Reproduce the records word for word, from the very first line through the line that contains "connection-group-label: Connection group".
====
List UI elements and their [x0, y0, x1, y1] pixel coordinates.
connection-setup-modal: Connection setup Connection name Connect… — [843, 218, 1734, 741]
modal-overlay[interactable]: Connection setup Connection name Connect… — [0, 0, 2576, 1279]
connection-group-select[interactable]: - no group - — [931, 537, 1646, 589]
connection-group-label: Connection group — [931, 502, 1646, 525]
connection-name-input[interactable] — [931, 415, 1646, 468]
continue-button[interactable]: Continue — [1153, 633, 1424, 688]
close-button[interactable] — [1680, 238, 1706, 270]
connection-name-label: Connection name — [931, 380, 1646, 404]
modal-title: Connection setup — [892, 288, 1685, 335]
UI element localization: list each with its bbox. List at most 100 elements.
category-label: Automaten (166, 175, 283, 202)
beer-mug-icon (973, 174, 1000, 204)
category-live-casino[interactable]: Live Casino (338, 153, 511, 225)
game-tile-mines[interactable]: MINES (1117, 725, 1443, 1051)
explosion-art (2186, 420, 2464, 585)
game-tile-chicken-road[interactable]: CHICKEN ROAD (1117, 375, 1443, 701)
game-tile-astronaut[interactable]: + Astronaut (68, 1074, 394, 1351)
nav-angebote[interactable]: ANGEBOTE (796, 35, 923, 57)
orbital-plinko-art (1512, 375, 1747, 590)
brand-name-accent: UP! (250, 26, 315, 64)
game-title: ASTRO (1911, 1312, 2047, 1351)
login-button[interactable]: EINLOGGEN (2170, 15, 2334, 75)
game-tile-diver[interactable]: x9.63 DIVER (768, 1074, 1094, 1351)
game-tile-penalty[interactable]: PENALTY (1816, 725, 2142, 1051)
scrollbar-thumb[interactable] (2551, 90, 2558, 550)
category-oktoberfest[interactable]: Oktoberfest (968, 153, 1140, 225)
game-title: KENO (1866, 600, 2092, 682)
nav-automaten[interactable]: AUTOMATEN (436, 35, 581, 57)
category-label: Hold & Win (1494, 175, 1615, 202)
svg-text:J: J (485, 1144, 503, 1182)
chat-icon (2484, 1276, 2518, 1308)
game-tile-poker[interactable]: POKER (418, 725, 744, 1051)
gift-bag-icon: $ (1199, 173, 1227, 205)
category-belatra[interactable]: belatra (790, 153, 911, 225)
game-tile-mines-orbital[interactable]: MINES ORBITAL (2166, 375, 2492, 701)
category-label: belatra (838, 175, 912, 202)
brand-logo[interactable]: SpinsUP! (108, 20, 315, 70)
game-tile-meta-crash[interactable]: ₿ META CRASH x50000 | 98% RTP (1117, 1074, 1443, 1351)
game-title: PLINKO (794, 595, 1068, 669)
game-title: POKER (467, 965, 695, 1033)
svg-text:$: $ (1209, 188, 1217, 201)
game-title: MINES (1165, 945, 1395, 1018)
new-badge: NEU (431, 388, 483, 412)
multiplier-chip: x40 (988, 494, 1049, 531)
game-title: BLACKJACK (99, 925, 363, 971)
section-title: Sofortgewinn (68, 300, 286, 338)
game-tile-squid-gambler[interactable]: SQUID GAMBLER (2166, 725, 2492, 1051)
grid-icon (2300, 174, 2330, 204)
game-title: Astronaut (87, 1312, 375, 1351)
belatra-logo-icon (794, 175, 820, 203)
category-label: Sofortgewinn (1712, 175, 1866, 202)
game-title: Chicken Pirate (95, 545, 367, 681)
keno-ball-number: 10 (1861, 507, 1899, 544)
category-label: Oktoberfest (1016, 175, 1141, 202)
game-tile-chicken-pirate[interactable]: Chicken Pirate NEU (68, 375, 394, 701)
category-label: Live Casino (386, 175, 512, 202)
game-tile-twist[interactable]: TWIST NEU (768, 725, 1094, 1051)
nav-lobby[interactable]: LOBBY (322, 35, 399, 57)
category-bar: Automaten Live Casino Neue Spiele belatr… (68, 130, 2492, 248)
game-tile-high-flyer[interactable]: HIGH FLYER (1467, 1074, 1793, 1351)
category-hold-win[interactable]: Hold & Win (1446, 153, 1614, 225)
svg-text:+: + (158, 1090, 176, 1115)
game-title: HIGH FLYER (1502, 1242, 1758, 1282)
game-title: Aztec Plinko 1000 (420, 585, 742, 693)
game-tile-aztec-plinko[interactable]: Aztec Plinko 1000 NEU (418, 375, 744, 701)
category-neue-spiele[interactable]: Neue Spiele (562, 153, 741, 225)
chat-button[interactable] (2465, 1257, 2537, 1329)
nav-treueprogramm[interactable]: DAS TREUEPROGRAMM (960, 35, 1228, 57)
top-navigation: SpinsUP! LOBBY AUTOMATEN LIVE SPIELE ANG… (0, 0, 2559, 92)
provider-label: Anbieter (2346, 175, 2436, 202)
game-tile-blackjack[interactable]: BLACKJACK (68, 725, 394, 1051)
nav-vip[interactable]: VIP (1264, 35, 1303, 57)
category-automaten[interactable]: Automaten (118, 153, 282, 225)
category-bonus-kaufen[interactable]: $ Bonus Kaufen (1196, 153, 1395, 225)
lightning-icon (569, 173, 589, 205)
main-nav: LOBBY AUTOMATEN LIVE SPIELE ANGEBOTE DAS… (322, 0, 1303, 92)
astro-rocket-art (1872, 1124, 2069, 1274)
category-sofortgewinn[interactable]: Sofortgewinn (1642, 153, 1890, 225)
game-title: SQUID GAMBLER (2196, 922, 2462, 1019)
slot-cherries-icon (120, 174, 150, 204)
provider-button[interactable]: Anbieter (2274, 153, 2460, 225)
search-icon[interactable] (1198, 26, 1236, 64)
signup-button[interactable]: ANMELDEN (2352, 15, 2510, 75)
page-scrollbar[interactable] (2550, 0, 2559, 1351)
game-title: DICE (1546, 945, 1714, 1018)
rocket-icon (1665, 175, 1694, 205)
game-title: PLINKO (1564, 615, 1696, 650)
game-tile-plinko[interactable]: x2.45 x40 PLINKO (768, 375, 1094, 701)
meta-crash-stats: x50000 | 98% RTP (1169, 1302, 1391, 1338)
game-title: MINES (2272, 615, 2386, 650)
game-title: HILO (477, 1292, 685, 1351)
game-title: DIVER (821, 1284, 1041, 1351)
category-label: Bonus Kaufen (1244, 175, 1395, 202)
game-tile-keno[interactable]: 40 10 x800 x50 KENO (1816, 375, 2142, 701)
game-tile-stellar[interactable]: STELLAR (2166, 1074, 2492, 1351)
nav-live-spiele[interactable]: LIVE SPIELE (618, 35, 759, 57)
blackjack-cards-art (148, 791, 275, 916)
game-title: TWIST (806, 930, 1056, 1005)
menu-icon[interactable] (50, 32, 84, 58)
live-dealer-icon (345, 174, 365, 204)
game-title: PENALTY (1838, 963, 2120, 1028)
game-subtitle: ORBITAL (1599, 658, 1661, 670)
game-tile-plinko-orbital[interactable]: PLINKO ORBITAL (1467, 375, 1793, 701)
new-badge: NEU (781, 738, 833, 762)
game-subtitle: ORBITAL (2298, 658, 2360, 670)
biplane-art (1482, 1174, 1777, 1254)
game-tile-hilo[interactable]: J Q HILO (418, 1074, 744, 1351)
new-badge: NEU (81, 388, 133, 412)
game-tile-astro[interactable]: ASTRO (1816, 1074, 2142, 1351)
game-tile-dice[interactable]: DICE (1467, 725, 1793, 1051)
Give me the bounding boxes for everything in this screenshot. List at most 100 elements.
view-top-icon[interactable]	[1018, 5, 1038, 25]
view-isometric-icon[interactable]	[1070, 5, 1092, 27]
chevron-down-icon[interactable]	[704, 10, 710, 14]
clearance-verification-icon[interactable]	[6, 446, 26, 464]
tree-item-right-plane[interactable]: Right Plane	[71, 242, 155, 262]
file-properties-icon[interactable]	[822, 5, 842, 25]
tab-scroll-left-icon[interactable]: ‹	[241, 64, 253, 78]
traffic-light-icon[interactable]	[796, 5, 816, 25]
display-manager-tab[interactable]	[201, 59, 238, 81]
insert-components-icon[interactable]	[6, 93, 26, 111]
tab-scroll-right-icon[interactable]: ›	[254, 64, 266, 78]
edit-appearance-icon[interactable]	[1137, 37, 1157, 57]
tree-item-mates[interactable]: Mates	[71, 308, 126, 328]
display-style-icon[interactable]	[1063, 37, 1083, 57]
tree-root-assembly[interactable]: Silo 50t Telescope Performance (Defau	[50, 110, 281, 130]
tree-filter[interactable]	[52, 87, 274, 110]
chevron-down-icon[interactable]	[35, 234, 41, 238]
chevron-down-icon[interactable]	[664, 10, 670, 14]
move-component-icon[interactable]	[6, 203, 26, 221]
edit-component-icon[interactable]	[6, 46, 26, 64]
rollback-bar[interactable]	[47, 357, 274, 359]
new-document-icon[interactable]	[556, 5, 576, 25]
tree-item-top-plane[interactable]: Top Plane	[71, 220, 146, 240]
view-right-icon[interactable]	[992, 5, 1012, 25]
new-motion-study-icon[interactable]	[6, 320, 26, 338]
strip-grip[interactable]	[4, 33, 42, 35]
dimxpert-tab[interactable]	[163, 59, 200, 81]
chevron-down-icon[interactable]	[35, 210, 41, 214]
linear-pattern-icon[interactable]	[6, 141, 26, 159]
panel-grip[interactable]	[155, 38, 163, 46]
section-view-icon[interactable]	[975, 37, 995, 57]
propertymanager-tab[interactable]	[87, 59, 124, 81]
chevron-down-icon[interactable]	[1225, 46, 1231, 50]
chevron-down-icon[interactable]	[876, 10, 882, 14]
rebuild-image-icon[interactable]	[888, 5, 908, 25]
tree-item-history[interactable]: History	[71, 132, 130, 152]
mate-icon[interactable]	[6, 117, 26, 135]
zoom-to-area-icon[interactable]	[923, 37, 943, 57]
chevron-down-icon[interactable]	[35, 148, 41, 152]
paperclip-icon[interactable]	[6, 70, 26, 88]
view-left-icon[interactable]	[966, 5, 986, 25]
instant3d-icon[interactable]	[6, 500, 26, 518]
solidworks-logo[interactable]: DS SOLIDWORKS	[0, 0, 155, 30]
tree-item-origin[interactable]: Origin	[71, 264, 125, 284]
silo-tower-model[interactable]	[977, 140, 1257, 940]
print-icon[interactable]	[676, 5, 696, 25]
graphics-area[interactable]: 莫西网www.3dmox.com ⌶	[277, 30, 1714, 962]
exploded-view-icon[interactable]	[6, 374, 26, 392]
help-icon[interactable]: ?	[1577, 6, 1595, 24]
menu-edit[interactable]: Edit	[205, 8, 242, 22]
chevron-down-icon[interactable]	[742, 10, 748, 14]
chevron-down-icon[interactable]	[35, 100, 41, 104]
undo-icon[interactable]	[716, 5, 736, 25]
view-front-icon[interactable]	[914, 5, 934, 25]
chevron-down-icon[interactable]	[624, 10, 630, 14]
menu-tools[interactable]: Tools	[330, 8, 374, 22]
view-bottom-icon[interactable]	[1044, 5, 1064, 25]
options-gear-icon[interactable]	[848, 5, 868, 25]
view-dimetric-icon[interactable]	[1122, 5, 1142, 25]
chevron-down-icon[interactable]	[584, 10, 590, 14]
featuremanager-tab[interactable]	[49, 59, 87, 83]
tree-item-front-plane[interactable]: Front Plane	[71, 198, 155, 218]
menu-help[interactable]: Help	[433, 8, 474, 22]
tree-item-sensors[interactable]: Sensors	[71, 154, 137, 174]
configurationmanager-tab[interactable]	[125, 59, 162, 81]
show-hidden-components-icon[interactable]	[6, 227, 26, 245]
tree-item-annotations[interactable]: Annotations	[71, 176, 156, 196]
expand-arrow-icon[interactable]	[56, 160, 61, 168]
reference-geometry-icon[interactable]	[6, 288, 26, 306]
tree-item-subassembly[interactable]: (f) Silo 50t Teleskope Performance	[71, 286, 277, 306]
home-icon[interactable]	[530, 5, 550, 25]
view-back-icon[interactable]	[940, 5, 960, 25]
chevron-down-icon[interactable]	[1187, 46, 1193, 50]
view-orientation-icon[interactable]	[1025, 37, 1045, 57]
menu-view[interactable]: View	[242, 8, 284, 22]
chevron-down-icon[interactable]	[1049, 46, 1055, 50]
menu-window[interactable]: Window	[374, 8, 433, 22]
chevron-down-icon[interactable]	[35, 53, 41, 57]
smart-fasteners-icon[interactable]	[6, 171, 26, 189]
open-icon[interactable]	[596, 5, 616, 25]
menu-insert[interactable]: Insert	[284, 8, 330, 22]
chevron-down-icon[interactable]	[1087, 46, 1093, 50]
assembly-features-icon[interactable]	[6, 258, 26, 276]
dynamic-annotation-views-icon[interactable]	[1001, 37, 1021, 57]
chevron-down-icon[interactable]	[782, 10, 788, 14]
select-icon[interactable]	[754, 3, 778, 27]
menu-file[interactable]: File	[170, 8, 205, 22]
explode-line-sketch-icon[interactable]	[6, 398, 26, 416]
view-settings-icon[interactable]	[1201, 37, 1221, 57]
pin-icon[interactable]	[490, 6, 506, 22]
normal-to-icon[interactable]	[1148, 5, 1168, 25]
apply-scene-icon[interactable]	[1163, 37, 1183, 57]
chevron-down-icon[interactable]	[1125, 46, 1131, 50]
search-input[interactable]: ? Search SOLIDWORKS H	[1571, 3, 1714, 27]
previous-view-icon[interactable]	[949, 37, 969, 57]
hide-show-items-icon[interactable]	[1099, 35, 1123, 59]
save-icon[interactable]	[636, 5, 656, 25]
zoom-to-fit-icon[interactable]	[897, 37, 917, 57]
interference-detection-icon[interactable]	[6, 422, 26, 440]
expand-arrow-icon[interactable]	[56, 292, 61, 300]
====
**Exercise output**
List UI elements and their [x0, y0, x1, y1] pixel coordinates.
connection-setup-modal: Connection setup Connection name Connect… — [843, 218, 1734, 741]
modal-overlay[interactable]: Connection setup Connection name Connect… — [0, 0, 2576, 1279]
connection-group-select[interactable]: - no group - — [931, 537, 1646, 589]
connection-group-label: Connection group — [931, 502, 1646, 525]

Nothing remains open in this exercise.